## EXERCISE PROMPT
From the listing below, copy every line with the word "delivery".

--- start DATA IN THIS EXERCISE ---

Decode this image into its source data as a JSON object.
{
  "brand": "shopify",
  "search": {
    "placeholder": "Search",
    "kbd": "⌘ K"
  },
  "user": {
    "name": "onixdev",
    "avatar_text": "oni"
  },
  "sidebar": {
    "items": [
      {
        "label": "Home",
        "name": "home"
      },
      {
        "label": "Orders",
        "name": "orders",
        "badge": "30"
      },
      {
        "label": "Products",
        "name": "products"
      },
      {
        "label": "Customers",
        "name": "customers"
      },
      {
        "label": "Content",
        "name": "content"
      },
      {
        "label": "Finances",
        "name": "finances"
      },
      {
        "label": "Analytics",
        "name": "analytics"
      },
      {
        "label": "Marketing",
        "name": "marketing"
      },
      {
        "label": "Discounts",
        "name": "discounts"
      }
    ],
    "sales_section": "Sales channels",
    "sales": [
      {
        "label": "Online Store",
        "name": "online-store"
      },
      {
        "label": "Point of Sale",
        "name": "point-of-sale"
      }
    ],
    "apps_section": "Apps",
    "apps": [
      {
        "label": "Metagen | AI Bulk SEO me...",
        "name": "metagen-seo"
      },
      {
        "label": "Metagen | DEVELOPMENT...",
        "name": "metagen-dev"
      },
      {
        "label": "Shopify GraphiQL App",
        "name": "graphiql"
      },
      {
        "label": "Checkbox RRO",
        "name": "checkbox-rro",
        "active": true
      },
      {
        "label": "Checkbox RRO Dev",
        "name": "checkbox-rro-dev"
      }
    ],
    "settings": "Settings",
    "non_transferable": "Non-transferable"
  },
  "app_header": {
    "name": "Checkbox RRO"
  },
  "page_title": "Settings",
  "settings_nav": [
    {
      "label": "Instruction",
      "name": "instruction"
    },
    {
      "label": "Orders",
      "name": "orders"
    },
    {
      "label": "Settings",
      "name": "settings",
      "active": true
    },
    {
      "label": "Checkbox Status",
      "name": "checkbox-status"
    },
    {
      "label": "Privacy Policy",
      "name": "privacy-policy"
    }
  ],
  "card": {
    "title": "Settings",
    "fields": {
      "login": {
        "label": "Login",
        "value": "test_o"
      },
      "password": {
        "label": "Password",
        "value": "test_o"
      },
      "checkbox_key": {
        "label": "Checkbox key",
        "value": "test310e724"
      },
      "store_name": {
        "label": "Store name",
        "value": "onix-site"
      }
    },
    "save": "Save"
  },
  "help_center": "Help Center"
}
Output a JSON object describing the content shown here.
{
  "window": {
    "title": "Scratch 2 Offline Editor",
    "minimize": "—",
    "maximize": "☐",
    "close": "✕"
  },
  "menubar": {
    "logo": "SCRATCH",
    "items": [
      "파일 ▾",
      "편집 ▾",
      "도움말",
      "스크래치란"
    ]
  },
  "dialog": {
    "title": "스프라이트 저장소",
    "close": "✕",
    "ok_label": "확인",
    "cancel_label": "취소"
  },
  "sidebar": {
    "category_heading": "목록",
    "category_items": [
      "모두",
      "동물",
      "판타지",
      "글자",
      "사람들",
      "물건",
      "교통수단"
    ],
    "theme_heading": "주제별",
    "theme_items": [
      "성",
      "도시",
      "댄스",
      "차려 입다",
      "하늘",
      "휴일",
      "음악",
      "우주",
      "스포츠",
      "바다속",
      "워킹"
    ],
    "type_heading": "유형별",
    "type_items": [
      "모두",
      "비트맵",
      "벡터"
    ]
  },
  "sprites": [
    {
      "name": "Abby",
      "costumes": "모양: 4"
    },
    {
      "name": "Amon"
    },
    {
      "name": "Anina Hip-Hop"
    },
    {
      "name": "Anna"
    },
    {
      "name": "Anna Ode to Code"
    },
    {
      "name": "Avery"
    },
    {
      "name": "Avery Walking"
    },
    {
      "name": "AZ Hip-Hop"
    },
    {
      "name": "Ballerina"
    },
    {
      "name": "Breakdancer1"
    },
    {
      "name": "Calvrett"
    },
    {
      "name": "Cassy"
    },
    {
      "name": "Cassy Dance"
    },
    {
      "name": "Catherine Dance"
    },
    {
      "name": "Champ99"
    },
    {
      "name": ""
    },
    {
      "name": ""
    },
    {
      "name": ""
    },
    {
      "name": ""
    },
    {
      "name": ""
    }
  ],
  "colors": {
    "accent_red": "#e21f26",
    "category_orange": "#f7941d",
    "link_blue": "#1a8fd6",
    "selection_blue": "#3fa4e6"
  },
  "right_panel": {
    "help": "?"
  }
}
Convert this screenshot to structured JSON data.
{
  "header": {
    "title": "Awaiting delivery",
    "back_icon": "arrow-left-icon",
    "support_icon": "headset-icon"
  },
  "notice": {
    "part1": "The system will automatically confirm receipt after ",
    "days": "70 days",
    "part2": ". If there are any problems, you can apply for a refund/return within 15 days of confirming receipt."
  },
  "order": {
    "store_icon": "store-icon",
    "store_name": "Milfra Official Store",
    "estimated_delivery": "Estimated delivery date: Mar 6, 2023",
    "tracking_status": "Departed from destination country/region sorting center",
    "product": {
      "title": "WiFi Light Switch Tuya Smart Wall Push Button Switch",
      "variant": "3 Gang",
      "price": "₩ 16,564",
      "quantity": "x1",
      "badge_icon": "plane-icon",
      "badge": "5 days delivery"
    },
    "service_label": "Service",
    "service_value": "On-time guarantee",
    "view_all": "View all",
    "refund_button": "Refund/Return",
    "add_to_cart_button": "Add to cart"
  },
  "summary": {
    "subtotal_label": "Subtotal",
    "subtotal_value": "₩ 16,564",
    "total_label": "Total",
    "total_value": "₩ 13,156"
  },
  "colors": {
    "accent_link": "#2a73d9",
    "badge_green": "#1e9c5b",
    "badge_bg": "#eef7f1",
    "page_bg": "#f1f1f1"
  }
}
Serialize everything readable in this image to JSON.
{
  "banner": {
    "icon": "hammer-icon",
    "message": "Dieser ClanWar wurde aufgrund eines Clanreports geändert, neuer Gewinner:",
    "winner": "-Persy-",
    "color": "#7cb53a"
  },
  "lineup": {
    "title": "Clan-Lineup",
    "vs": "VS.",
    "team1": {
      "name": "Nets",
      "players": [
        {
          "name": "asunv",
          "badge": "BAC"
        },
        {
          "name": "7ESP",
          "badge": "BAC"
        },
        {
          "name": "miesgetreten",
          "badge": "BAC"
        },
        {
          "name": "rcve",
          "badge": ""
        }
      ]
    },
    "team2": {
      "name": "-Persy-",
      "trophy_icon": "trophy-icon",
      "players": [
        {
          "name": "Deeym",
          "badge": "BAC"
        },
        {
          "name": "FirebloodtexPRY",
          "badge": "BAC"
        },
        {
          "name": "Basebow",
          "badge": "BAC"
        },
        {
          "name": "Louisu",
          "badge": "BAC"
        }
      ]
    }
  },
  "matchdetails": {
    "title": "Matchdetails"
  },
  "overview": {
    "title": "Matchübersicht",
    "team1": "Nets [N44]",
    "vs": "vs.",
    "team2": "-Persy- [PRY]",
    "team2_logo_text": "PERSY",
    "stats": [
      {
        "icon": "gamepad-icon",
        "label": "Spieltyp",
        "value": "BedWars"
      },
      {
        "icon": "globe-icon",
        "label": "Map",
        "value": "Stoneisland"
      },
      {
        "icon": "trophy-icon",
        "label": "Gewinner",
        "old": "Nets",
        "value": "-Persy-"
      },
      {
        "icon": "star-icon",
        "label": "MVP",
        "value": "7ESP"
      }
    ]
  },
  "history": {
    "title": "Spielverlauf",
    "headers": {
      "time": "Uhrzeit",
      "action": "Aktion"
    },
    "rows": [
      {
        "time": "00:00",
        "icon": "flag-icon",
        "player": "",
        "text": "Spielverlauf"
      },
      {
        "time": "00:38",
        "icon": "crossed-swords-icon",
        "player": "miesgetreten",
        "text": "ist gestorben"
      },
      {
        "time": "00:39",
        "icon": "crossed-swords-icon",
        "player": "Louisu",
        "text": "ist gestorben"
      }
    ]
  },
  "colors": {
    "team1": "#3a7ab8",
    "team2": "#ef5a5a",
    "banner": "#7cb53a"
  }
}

--- end DATA IN THIS EXERCISE ---

## SOLUTION TO THIS TASK
    "title": "Awaiting delivery",
    "estimated_delivery": "Estimated delivery date: Mar 6, 2023",
      "badge": "5 days delivery"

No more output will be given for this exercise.